Stated problem: Copy out every record below with complete accuracy.

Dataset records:
>> START

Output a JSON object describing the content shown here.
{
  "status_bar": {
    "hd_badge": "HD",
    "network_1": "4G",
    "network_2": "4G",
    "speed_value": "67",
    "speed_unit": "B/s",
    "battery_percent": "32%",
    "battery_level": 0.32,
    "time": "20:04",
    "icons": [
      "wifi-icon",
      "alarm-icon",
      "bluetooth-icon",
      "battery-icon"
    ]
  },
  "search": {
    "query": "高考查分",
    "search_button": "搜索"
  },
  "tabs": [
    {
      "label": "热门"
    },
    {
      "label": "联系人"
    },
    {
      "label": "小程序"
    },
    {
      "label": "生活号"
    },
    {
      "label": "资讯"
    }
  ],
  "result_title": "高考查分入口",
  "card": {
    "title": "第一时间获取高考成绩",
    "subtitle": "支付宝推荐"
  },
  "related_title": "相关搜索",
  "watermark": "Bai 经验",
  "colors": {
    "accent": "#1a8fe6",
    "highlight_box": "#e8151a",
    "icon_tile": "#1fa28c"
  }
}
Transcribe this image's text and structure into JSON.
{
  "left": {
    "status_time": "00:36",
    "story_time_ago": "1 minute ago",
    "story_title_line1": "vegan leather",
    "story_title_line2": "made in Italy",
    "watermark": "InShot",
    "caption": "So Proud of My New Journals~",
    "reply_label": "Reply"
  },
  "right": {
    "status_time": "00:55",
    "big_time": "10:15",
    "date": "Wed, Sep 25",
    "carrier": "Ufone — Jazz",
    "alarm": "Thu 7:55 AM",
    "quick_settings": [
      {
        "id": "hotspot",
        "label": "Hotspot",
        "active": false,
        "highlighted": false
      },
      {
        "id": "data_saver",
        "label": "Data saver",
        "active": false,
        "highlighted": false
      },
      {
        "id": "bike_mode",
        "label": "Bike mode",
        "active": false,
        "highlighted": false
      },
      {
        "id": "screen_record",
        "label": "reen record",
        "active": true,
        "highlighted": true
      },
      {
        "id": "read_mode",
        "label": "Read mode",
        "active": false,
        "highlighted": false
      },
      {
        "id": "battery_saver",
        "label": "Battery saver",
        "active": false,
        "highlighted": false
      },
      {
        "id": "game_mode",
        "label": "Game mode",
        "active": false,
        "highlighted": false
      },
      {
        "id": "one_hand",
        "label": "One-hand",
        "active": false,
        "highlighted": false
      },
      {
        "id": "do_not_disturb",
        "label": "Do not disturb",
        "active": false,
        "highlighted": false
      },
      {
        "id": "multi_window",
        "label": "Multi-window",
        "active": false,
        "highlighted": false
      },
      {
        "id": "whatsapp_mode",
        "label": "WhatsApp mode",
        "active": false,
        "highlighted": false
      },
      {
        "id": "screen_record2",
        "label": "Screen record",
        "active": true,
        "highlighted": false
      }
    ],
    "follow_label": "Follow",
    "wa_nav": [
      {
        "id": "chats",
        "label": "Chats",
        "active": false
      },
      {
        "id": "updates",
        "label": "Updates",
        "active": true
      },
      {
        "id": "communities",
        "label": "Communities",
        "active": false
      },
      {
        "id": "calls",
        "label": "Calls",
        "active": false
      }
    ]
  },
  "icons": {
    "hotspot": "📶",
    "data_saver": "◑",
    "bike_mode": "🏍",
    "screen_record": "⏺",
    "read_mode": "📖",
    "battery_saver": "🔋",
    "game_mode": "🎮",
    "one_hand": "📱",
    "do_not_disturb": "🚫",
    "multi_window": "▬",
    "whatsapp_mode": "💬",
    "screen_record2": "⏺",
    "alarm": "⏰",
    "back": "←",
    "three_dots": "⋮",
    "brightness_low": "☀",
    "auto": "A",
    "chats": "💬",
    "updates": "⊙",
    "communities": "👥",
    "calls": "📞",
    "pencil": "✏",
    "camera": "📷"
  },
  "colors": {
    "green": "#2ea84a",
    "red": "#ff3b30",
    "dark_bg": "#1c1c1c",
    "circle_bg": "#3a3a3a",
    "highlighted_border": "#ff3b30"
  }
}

>> END

Result of the exercise:
Output a JSON object describing the content shown here.
{
  "status_bar": {
    "hd_badge": "HD",
    "network_1": "4G",
    "network_2": "4G",
    "speed_value": "67",
    "speed_unit": "B/s",
    "battery_percent": "32%",
    "battery_level": 0.32,
    "time": "20:04",
    "icons": [
      "wifi-icon",
      "alarm-icon",
      "bluetooth-icon",
      "battery-icon"
    ]
  },
  "search": {
    "query": "高考查分",
    "search_button": "搜索"
  },
  "tabs": [
    {
      "label": "热门"
    },
    {
      "label": "联系人"
    },
    {
      "label": "小程序"
    },
    {
      "label": "生活号"
    },
    {
      "label": "资讯"
    }
  ],
  "result_title": "高考查分入口",
  "card": {
    "title": "第一时间获取高考成绩",
    "subtitle": "支付宝推荐"
  },
  "related_title": "相关搜索",
  "watermark": "Bai 经验",
  "colors": {
    "accent": "#1a8fe6",
    "highlight_box": "#e8151a",
    "icon_tile": "#1fa28c"
  }
}
Transcribe this image's text and structure into JSON.
{
  "left": {
    "status_time": "00:36",
    "story_time_ago": "1 minute ago",
    "story_title_line1": "vegan leather",
    "story_title_line2": "made in Italy",
    "watermark": "InShot",
    "caption": "So Proud of My New Journals~",
    "reply_label": "Reply"
  },
  "right": {
    "status_time": "00:55",
    "big_time": "10:15",
    "date": "Wed, Sep 25",
    "carrier": "Ufone — Jazz",
    "alarm": "Thu 7:55 AM",
    "quick_settings": [
      {
        "id": "hotspot",
        "label": "Hotspot",
        "active": false,
        "highlighted": false
      },
      {
        "id": "data_saver",
        "label": "Data saver",
        "active": false,
        "highlighted": false
      },
      {
        "id": "bike_mode",
        "label": "Bike mode",
        "active": false,
        "highlighted": false
      },
      {
        "id": "screen_record",
        "label": "reen record",
        "active": true,
        "highlighted": true
      },
      {
        "id": "read_mode",
        "label": "Read mode",
        "active": false,
        "highlighted": false
      },
      {
        "id": "battery_saver",
        "label": "Battery saver",
        "active": false,
        "highlighted": false
      },
      {
        "id": "game_mode",
        "label": "Game mode",
        "active": false,
        "highlighted": false
      },
      {
        "id": "one_hand",
        "label": "One-hand",
        "active": false,
        "highlighted": false
      },
      {
        "id": "do_not_disturb",
        "label": "Do not disturb",
        "active": false,
        "highlighted": false
      },
      {
        "id": "multi_window",
        "label": "Multi-window",
        "active": false,
        "highlighted": false
      },
      {
        "id": "whatsapp_mode",
        "label": "WhatsApp mode",
        "active": false,
        "highlighted": false
      },
      {
        "id": "screen_record2",
        "label": "Screen record",
        "active": true,
        "highlighted": false
      }
    ],
    "follow_label": "Follow",
    "wa_nav": [
      {
        "id": "chats",
        "label": "Chats",
        "active": false
      },
      {
        "id": "updates",
        "label": "Updates",
        "active": true
      },
      {
        "id": "communities",
        "label": "Communities",
        "active": false
      },
      {
        "id": "calls",
        "label": "Calls",
        "active": false
      }
    ]
  },
  "icons": {
    "hotspot": "📶",
    "data_saver": "◑",
    "bike_mode": "🏍",
    "screen_record": "⏺",
    "read_mode": "📖",
    "battery_saver": "🔋",
    "game_mode": "🎮",
    "one_hand": "📱",
    "do_not_disturb": "🚫",
    "multi_window": "▬",
    "whatsapp_mode": "💬",
    "screen_record2": "⏺",
    "alarm": "⏰",
    "back": "←",
    "three_dots": "⋮",
    "brightness_low": "☀",
    "auto": "A",
    "chats": "💬",
    "updates": "⊙",
    "communities": "👥",
    "calls": "📞",
    "pencil": "✏",
    "camera": "📷"
  },
  "colors": {
    "green": "#2ea84a",
    "red": "#ff3b30",
    "dark_bg": "#1c1c1c",
    "circle_bg": "#3a3a3a",
    "highlighted_border": "#ff3b30"
  }
}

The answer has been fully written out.